#### [Listing]

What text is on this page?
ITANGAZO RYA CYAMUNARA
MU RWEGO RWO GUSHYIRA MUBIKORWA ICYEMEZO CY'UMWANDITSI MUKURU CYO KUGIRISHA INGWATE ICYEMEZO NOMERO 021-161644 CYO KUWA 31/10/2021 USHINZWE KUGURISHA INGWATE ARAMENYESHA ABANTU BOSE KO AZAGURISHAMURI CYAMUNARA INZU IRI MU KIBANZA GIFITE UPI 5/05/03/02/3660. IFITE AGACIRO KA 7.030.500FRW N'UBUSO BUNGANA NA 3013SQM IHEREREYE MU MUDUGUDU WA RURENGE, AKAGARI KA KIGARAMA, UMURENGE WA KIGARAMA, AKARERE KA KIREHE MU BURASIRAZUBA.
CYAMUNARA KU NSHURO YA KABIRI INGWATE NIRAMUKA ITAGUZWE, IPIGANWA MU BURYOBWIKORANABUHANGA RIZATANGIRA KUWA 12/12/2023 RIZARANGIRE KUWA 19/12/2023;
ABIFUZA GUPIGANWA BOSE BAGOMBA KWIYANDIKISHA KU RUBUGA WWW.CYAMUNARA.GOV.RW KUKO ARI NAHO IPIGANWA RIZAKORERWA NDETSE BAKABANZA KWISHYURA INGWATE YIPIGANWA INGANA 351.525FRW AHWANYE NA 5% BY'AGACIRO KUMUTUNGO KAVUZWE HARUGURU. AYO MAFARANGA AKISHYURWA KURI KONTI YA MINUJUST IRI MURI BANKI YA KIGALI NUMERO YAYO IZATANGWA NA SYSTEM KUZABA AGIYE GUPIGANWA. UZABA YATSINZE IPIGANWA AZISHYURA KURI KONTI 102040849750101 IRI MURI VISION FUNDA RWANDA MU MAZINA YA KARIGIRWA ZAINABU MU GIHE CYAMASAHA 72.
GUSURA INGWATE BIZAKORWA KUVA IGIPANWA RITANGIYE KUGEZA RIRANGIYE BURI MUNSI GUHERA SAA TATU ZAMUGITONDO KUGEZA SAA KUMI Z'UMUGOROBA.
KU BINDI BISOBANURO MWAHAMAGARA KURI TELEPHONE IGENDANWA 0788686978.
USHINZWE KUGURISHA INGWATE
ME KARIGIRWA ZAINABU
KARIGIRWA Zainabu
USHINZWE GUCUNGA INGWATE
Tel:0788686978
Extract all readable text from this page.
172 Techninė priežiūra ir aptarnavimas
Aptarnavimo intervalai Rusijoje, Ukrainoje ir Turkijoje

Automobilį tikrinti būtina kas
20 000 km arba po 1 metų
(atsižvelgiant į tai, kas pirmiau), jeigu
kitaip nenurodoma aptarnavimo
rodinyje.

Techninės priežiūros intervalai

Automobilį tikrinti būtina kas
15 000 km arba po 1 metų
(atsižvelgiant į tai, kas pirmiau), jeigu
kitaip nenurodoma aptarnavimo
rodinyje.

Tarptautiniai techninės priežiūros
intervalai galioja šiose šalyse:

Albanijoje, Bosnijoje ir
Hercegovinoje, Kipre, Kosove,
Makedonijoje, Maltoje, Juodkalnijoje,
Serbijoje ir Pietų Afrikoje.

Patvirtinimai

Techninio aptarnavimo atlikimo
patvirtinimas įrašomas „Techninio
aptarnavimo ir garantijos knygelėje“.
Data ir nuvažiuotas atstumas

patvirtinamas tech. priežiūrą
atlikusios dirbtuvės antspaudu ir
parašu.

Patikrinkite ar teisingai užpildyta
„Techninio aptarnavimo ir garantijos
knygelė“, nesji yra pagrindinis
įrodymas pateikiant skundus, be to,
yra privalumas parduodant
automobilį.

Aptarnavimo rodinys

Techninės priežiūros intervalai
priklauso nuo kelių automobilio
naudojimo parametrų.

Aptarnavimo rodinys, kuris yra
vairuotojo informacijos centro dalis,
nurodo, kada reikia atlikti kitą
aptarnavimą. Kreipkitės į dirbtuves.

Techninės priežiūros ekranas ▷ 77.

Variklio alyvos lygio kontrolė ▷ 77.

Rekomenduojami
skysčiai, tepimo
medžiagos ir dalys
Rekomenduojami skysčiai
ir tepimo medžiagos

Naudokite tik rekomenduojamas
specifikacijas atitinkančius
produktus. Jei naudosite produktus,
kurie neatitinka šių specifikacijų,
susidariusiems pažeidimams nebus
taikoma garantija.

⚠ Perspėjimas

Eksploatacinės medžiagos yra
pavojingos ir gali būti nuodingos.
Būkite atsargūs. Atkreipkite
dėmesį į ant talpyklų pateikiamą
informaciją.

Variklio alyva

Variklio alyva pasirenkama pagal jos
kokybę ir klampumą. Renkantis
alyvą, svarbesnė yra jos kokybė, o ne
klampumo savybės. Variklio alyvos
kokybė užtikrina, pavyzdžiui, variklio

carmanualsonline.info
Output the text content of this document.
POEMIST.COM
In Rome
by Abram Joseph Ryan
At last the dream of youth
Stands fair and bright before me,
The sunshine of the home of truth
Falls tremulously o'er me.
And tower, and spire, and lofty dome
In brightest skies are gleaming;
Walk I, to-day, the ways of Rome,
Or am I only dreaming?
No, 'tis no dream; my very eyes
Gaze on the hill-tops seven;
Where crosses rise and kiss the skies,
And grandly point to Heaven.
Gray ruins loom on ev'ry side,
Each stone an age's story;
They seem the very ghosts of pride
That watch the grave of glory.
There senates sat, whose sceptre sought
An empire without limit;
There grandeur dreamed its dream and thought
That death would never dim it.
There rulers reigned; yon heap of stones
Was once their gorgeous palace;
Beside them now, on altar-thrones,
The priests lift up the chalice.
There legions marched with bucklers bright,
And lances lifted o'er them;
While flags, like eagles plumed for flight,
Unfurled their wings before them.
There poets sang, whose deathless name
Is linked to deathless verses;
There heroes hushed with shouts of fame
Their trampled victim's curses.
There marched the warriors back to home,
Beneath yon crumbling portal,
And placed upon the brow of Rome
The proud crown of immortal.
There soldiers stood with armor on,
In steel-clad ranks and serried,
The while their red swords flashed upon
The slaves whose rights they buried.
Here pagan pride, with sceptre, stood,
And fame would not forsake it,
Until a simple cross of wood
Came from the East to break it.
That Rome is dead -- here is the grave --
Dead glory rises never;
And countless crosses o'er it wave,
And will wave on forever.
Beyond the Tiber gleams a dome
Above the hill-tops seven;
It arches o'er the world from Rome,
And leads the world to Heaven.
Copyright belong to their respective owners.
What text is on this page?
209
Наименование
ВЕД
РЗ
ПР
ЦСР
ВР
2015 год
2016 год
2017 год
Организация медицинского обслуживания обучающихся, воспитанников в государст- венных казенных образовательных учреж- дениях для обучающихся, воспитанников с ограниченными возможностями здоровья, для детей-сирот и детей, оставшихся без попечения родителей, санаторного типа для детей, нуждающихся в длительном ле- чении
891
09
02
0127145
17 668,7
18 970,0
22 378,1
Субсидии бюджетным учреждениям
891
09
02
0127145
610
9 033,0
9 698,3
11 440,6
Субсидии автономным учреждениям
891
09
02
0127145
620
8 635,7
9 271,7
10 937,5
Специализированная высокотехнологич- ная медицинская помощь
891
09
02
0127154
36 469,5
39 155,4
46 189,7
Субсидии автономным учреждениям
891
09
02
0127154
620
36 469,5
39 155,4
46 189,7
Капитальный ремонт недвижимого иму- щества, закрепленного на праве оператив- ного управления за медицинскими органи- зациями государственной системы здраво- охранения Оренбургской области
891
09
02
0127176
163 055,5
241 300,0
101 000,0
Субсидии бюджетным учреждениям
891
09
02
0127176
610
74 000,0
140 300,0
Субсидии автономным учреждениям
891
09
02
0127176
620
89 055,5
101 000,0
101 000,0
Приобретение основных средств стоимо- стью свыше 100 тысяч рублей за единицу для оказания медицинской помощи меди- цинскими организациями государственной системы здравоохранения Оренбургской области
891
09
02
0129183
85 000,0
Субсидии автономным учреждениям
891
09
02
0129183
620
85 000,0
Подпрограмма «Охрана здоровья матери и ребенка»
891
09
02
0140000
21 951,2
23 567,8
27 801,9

#### [Your goal]
Identify and copy all lines with the word "That".

#### [Response to this exercise]
That watch the grave of glory.
That death would never dim it.
That Rome is dead -- here is the grave --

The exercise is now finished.